--- LISTED ENTRIES ---
☆ ☆ ☆

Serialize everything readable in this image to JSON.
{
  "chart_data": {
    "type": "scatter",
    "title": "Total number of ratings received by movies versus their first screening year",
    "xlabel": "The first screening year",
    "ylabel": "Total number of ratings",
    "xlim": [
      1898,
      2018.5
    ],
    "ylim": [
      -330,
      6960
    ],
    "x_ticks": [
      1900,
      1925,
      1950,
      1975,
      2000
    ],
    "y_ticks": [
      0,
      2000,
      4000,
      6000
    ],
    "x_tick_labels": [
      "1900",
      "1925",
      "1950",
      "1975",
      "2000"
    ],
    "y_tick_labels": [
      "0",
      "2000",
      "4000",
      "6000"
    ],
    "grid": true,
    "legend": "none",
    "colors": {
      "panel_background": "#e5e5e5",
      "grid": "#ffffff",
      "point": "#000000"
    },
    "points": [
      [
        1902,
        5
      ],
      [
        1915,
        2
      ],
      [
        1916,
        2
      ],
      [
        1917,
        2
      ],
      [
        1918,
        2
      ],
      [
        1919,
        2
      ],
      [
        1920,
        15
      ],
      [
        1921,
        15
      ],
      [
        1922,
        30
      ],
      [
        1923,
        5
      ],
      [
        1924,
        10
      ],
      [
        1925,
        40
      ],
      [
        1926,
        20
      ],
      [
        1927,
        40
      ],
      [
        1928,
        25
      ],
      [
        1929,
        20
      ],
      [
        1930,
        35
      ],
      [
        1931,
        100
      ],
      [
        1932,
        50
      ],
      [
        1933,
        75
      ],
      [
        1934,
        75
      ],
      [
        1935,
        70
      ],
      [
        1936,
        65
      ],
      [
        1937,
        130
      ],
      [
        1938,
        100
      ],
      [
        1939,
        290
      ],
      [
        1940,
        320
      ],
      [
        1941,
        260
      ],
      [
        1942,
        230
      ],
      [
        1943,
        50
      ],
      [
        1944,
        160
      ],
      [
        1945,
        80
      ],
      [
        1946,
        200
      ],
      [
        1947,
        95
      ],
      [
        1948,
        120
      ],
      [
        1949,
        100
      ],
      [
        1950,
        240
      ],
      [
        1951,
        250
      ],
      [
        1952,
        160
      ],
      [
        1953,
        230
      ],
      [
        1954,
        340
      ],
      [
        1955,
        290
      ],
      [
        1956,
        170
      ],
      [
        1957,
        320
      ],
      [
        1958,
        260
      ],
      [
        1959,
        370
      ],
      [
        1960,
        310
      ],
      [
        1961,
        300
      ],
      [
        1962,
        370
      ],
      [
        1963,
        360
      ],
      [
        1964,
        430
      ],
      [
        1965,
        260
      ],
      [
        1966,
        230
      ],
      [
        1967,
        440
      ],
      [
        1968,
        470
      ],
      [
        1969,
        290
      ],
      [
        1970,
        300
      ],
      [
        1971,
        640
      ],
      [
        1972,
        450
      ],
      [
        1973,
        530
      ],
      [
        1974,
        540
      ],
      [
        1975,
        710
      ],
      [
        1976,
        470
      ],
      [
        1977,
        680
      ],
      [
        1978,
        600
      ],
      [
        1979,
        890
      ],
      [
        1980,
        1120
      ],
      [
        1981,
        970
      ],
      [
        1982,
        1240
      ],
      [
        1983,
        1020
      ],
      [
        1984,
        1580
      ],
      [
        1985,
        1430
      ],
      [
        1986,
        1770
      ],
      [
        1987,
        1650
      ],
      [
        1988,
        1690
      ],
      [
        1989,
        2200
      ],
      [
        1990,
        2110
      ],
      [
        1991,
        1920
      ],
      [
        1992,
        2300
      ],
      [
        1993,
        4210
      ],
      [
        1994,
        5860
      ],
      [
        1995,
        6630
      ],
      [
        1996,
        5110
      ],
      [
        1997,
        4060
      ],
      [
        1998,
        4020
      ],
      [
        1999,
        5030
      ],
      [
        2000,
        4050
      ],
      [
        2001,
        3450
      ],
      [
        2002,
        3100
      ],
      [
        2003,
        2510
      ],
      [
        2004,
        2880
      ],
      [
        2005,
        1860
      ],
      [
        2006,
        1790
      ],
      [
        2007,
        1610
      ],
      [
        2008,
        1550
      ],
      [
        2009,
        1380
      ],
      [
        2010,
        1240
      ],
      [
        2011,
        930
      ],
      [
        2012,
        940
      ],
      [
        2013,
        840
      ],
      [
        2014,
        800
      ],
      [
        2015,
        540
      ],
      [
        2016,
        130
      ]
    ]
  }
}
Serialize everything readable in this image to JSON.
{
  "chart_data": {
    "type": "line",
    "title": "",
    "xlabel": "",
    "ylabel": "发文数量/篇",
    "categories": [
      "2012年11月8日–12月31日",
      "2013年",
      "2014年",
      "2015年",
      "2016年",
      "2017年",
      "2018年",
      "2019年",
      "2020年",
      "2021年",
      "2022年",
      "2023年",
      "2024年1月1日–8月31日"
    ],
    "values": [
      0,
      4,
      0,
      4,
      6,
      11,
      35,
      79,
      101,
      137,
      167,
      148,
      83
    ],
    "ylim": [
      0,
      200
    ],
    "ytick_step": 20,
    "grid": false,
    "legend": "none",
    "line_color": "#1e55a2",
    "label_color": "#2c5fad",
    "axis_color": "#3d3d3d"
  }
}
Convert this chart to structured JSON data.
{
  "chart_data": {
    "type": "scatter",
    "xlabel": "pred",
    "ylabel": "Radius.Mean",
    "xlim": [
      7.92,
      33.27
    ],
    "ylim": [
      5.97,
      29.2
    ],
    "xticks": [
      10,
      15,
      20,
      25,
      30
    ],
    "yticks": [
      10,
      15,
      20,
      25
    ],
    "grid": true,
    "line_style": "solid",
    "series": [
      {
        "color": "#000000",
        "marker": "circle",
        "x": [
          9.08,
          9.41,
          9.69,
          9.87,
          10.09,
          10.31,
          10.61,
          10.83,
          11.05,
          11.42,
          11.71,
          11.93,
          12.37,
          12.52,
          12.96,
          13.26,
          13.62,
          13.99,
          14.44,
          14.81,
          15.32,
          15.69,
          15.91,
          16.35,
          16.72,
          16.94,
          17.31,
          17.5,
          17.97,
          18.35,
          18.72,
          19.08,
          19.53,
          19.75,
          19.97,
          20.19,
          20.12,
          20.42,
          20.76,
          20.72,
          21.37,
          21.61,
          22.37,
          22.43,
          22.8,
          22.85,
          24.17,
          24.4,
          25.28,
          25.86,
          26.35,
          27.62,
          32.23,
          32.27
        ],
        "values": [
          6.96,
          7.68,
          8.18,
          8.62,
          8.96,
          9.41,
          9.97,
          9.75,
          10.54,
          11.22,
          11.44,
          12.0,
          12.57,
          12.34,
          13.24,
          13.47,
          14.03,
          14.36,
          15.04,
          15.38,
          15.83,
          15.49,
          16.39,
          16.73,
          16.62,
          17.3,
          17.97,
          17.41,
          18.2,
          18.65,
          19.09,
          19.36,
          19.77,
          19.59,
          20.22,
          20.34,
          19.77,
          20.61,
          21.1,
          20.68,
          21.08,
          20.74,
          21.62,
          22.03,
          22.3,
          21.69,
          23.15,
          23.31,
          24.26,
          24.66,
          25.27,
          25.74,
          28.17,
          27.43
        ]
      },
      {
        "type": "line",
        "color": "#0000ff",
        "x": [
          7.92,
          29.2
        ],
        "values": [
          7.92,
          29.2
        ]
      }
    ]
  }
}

☆ ☆ ☆

--- TASK PROMPT ---
Print all of the entries again, exactly as written.

--- TASK SOLUTION ---
Serialize everything readable in this image to JSON.
{
  "chart_data": {
    "type": "scatter",
    "title": "Total number of ratings received by movies versus their first screening year",
    "xlabel": "The first screening year",
    "ylabel": "Total number of ratings",
    "xlim": [
      1898,
      2018.5
    ],
    "ylim": [
      -330,
      6960
    ],
    "x_ticks": [
      1900,
      1925,
      1950,
      1975,
      2000
    ],
    "y_ticks": [
      0,
      2000,
      4000,
      6000
    ],
    "x_tick_labels": [
      "1900",
      "1925",
      "1950",
      "1975",
      "2000"
    ],
    "y_tick_labels": [
      "0",
      "2000",
      "4000",
      "6000"
    ],
    "grid": true,
    "legend": "none",
    "colors": {
      "panel_background": "#e5e5e5",
      "grid": "#ffffff",
      "point": "#000000"
    },
    "points": [
      [
        1902,
        5
      ],
      [
        1915,
        2
      ],
      [
        1916,
        2
      ],
      [
        1917,
        2
      ],
      [
        1918,
        2
      ],
      [
        1919,
        2
      ],
      [
        1920,
        15
      ],
      [
        1921,
        15
      ],
      [
        1922,
        30
      ],
      [
        1923,
        5
      ],
      [
        1924,
        10
      ],
      [
        1925,
        40
      ],
      [
        1926,
        20
      ],
      [
        1927,
        40
      ],
      [
        1928,
        25
      ],
      [
        1929,
        20
      ],
      [
        1930,
        35
      ],
      [
        1931,
        100
      ],
      [
        1932,
        50
      ],
      [
        1933,
        75
      ],
      [
        1934,
        75
      ],
      [
        1935,
        70
      ],
      [
        1936,
        65
      ],
      [
        1937,
        130
      ],
      [
        1938,
        100
      ],
      [
        1939,
        290
      ],
      [
        1940,
        320
      ],
      [
        1941,
        260
      ],
      [
        1942,
        230
      ],
      [
        1943,
        50
      ],
      [
        1944,
        160
      ],
      [
        1945,
        80
      ],
      [
        1946,
        200
      ],
      [
        1947,
        95
      ],
      [
        1948,
        120
      ],
      [
        1949,
        100
      ],
      [
        1950,
        240
      ],
      [
        1951,
        250
      ],
      [
        1952,
        160
      ],
      [
        1953,
        230
      ],
      [
        1954,
        340
      ],
      [
        1955,
        290
      ],
      [
        1956,
        170
      ],
      [
        1957,
        320
      ],
      [
        1958,
        260
      ],
      [
        1959,
        370
      ],
      [
        1960,
        310
      ],
      [
        1961,
        300
      ],
      [
        1962,
        370
      ],
      [
        1963,
        360
      ],
      [
        1964,
        430
      ],
      [
        1965,
        260
      ],
      [
        1966,
        230
      ],
      [
        1967,
        440
      ],
      [
        1968,
        470
      ],
      [
        1969,
        290
      ],
      [
        1970,
        300
      ],
      [
        1971,
        640
      ],
      [
        1972,
        450
      ],
      [
        1973,
        530
      ],
      [
        1974,
        540
      ],
      [
        1975,
        710
      ],
      [
        1976,
        470
      ],
      [
        1977,
        680
      ],
      [
        1978,
        600
      ],
      [
        1979,
        890
      ],
      [
        1980,
        1120
      ],
      [
        1981,
        970
      ],
      [
        1982,
        1240
      ],
      [
        1983,
        1020
      ],
      [
        1984,
        1580
      ],
      [
        1985,
        1430
      ],
      [
        1986,
        1770
      ],
      [
        1987,
        1650
      ],
      [
        1988,
        1690
      ],
      [
        1989,
        2200
      ],
      [
        1990,
        2110
      ],
      [
        1991,
        1920
      ],
      [
        1992,
        2300
      ],
      [
        1993,
        4210
      ],
      [
        1994,
        5860
      ],
      [
        1995,
        6630
      ],
      [
        1996,
        5110
      ],
      [
        1997,
        4060
      ],
      [
        1998,
        4020
      ],
      [
        1999,
        5030
      ],
      [
        2000,
        4050
      ],
      [
        2001,
        3450
      ],
      [
        2002,
        3100
      ],
      [
        2003,
        2510
      ],
      [
        2004,
        2880
      ],
      [
        2005,
        1860
      ],
      [
        2006,
        1790
      ],
      [
        2007,
        1610
      ],
      [
        2008,
        1550
      ],
      [
        2009,
        1380
      ],
      [
        2010,
        1240
      ],
      [
        2011,
        930
      ],
      [
        2012,
        940
      ],
      [
        2013,
        840
      ],
      [
        2014,
        800
      ],
      [
        2015,
        540
      ],
      [
        2016,
        130
      ]
    ]
  }
}
Serialize everything readable in this image to JSON.
{
  "chart_data": {
    "type": "line",
    "title": "",
    "xlabel": "",
    "ylabel": "发文数量/篇",
    "categories": [
      "2012年11月8日–12月31日",
      "2013年",
      "2014年",
      "2015年",
      "2016年",
      "2017年",
      "2018年",
      "2019年",
      "2020年",
      "2021年",
      "2022年",
      "2023年",
      "2024年1月1日–8月31日"
    ],
    "values": [
      0,
      4,
      0,
      4,
      6,
      11,
      35,
      79,
      101,
      137,
      167,
      148,
      83
    ],
    "ylim": [
      0,
      200
    ],
    "ytick_step": 20,
    "grid": false,
    "legend": "none",
    "line_color": "#1e55a2",
    "label_color": "#2c5fad",
    "axis_color": "#3d3d3d"
  }
}
Convert this chart to structured JSON data.
{
  "chart_data": {
    "type": "scatter",
    "xlabel": "pred",
    "ylabel": "Radius.Mean",
    "xlim": [
      7.92,
      33.27
    ],
    "ylim": [
      5.97,
      29.2
    ],
    "xticks": [
      10,
      15,
      20,
      25,
      30
    ],
    "yticks": [
      10,
      15,
      20,
      25
    ],
    "grid": true,
    "line_style": "solid",
    "series": [
      {
        "color": "#000000",
        "marker": "circle",
        "x": [
          9.08,
          9.41,
          9.69,
          9.87,
          10.09,
          10.31,
          10.61,
          10.83,
          11.05,
          11.42,
          11.71,
          11.93,
          12.37,
          12.52,
          12.96,
          13.26,
          13.62,
          13.99,
          14.44,
          14.81,
          15.32,
          15.69,
          15.91,
          16.35,
          16.72,
          16.94,
          17.31,
          17.5,
          17.97,
          18.35,
          18.72,
          19.08,
          19.53,
          19.75,
          19.97,
          20.19,
          20.12,
          20.42,
          20.76,
          20.72,
          21.37,
          21.61,
          22.37,
          22.43,
          22.8,
          22.85,
          24.17,
          24.4,
          25.28,
          25.86,
          26.35,
          27.62,
          32.23,
          32.27
        ],
        "values": [
          6.96,
          7.68,
          8.18,
          8.62,
          8.96,
          9.41,
          9.97,
          9.75,
          10.54,
          11.22,
          11.44,
          12.0,
          12.57,
          12.34,
          13.24,
          13.47,
          14.03,
          14.36,
          15.04,
          15.38,
          15.83,
          15.49,
          16.39,
          16.73,
          16.62,
          17.3,
          17.97,
          17.41,
          18.2,
          18.65,
          19.09,
          19.36,
          19.77,
          19.59,
          20.22,
          20.34,
          19.77,
          20.61,
          21.1,
          20.68,
          21.08,
          20.74,
          21.62,
          22.03,
          22.3,
          21.69,
          23.15,
          23.31,
          24.26,
          24.66,
          25.27,
          25.74,
          28.17,
          27.43
        ]
      },
      {
        "type": "line",
        "color": "#0000ff",
        "x": [
          7.92,
          29.2
        ],
        "values": [
          7.92,
          29.2
        ]
      }
    ]
  }
}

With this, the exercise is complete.